§ WHAT IS NEEDED
Transcribe all of the material exactly. Any picture in it should be left out.

§ ROWS

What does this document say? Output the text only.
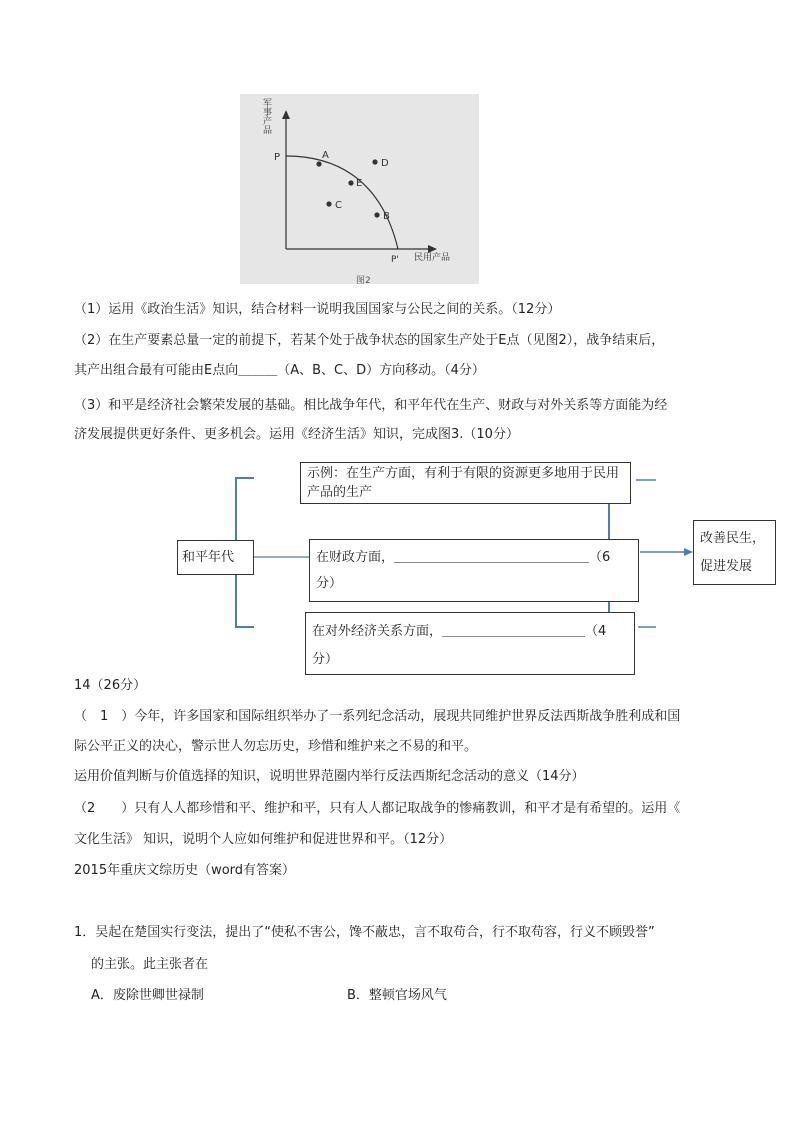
P	A
E
B
C
D
民用产品
P'
图2
军事产品
（1）运用《政治生活》知识，结合材料一说明我国国家与公民之间的关系。（12分）
（2）在生产要素总量一定的前提下，若某个处于战争状态的国家生产处于E点（见图2），战争结束后，
其产出组合最有可能由E点向＿＿＿（A、B、C、D）方向移动。（4分）
（3）和平是经济社会繁荣发展的基础。相比战争年代，和平年代在生产、财政与对外关系等方面能为经
济发展提供更好条件、更多机会。运用《经济生活》知识，完成图3.（10分）
和平年代
示例：在生产方面，有利于有限的资源更多地用于民用产品的生产
在财政方面，＿＿＿＿＿＿＿＿＿＿＿＿＿＿＿（6
分）
在对外经济关系方面，＿＿＿＿＿＿＿＿＿＿＿（4
分）
改善民生，
促进发展
14（26分）
（　1　）今年，许多国家和国际组织举办了一系列纪念活动，展现共同维护世界反法西斯战争胜利成和国
际公平正义的决心，警示世人勿忘历史，珍惜和维护来之不易的和平。
运用价值判断与价值选择的知识，说明世界范圈内举行反法西斯纪念活动的意义（14分）
（2　　）只有人人都珍惜和平、维护和平，只有人人都记取战争的惨痛教训，和平才是有希望的。运用《
文化生活》 知识，说明个人应如何维护和促进世界和平。（12分）
2015年重庆文综历史（word有答案）
1．吴起在楚国实行变法，提出了“使私不害公，馋不蔽忠，言不取苟合，行不取苟容，行义不顾毁誉”
的主张。此主张者在
A．废除世卿世禄制	B．整顿官场风气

§ SOLUTION TO THE EXERCISE
What does this document say? Output the text only.
P	A
E
B
C
D
民用产品
P'
图2
军事产品
（1）运用《政治生活》知识，结合材料一说明我国国家与公民之间的关系。（12分）
（2）在生产要素总量一定的前提下，若某个处于战争状态的国家生产处于E点（见图2），战争结束后，
其产出组合最有可能由E点向＿＿＿（A、B、C、D）方向移动。（4分）
（3）和平是经济社会繁荣发展的基础。相比战争年代，和平年代在生产、财政与对外关系等方面能为经
济发展提供更好条件、更多机会。运用《经济生活》知识，完成图3.（10分）
和平年代
示例：在生产方面，有利于有限的资源更多地用于民用产品的生产
在财政方面，＿＿＿＿＿＿＿＿＿＿＿＿＿＿＿（6
分）
在对外经济关系方面，＿＿＿＿＿＿＿＿＿＿＿（4
分）
改善民生，
促进发展
14（26分）
（　1　）今年，许多国家和国际组织举办了一系列纪念活动，展现共同维护世界反法西斯战争胜利成和国
际公平正义的决心，警示世人勿忘历史，珍惜和维护来之不易的和平。
运用价值判断与价值选择的知识，说明世界范圈内举行反法西斯纪念活动的意义（14分）
（2　　）只有人人都珍惜和平、维护和平，只有人人都记取战争的惨痛教训，和平才是有希望的。运用《
文化生活》 知识，说明个人应如何维护和促进世界和平。（12分）
2015年重庆文综历史（word有答案）
1．吴起在楚国实行变法，提出了“使私不害公，馋不蔽忠，言不取苟合，行不取苟容，行义不顾毁誉”
的主张。此主张者在
A．废除世卿世禄制	B．整顿官场风气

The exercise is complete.